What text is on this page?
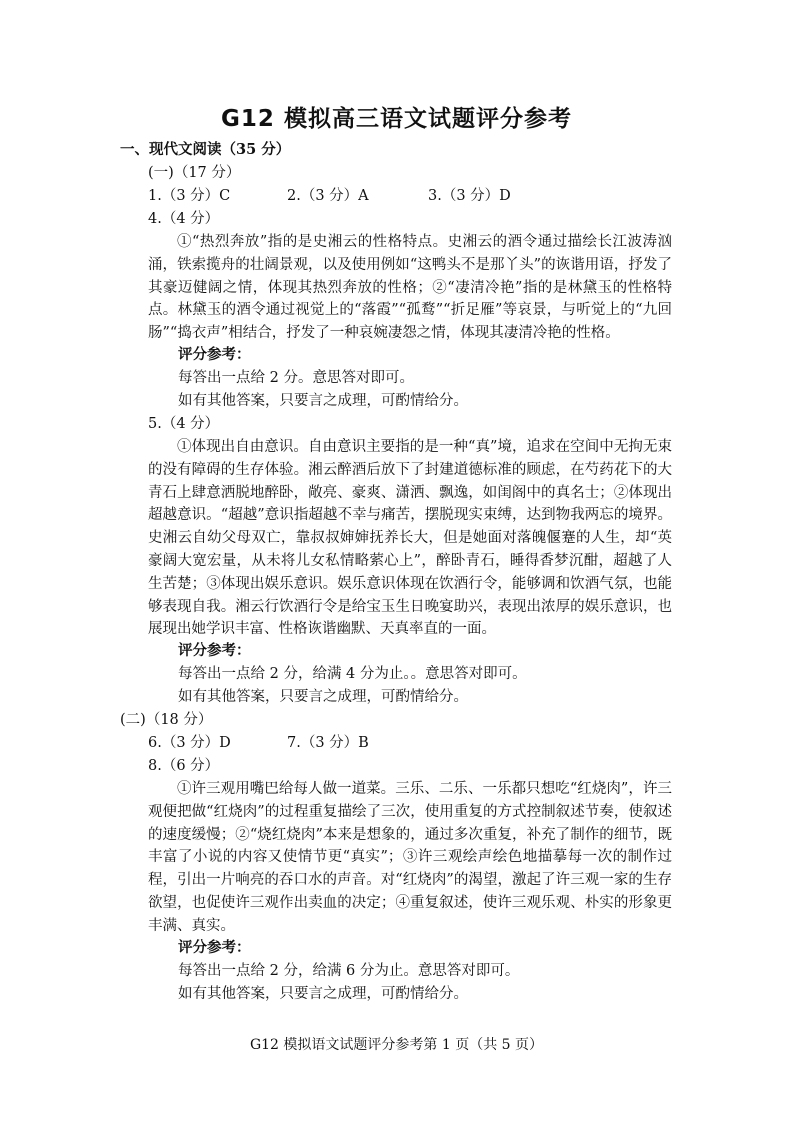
G12 模拟高三语文试题评分参考
一、现代文阅读（35 分）
(一)（17 分）
1.（3 分）C	2.（3 分）A	3.（3 分）D
4.（4 分）
①“热烈奔放”指的是史湘云的性格特点。史湘云的酒令通过描绘长江波涛汹涌，铁索揽舟的壮阔景观，以及使用例如“这鸭头不是那丫头”的诙谐用语，抒发了其豪迈健阔之情，体现其热烈奔放的性格；②“凄清冷艳”指的是林黛玉的性格特点。林黛玉的酒令通过视觉上的“落霞”“孤鹜”“折足雁”等哀景，与听觉上的“九回肠”“捣衣声”相结合，抒发了一种哀婉凄怨之情，体现其凄清冷艳的性格。
评分参考：
每答出一点给 2 分。意思答对即可。
如有其他答案，只要言之成理，可酌情给分。
5.（4 分）
①体现出自由意识。自由意识主要指的是一种“真”境，追求在空间中无拘无束的没有障碍的生存体验。湘云醉酒后放下了封建道德标准的顾虑，在芍药花下的大青石上肆意洒脱地醉卧，敞亮、豪爽、潇洒、飘逸，如闺阁中的真名士；②体现出超越意识。“超越”意识指超越不幸与痛苦，摆脱现实束缚，达到物我两忘的境界。史湘云自幼父母双亡，靠叔叔婶婶抚养长大，但是她面对落魄偃蹇的人生，却“英豪阔大宽宏量，从未将儿女私情略萦心上”，醉卧青石，睡得香梦沉酣，超越了人生苦楚；③体现出娱乐意识。娱乐意识体现在饮酒行令，能够调和饮酒气氛，也能够表现自我。湘云行饮酒行令是给宝玉生日晚宴助兴，表现出浓厚的娱乐意识，也展现出她学识丰富、性格诙谐幽默、天真率直的一面。
评分参考：
每答出一点给 2 分，给满 4 分为止。。意思答对即可。
如有其他答案，只要言之成理，可酌情给分。
(二)（18 分）
6.（3 分）D	7.（3 分）B
8.（6 分）
①许三观用嘴巴给每人做一道菜。三乐、二乐、一乐都只想吃“红烧肉”，许三观便把做“红烧肉”的过程重复描绘了三次，使用重复的方式控制叙述节奏，使叙述的速度缓慢；②“烧红烧肉”本来是想象的，通过多次重复，补充了制作的细节，既丰富了小说的内容又使情节更“真实”；③许三观绘声绘色地描摹每一次的制作过程，引出一片响亮的吞口水的声音。对“红烧肉”的渴望，激起了许三观一家的生存欲望，也促使许三观作出卖血的决定；④重复叙述，使许三观乐观、朴实的形象更丰满、真实。
评分参考：
每答出一点给 2 分，给满 6 分为止。意思答对即可。
如有其他答案，只要言之成理，可酌情给分。
G12 模拟语文试题评分参考第 1 页（共 5 页）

****************************************

▶ _What is asked_
From the records above, report the count of lines containing "意思答对即可" and nothing more.

▶ _Task solution_
3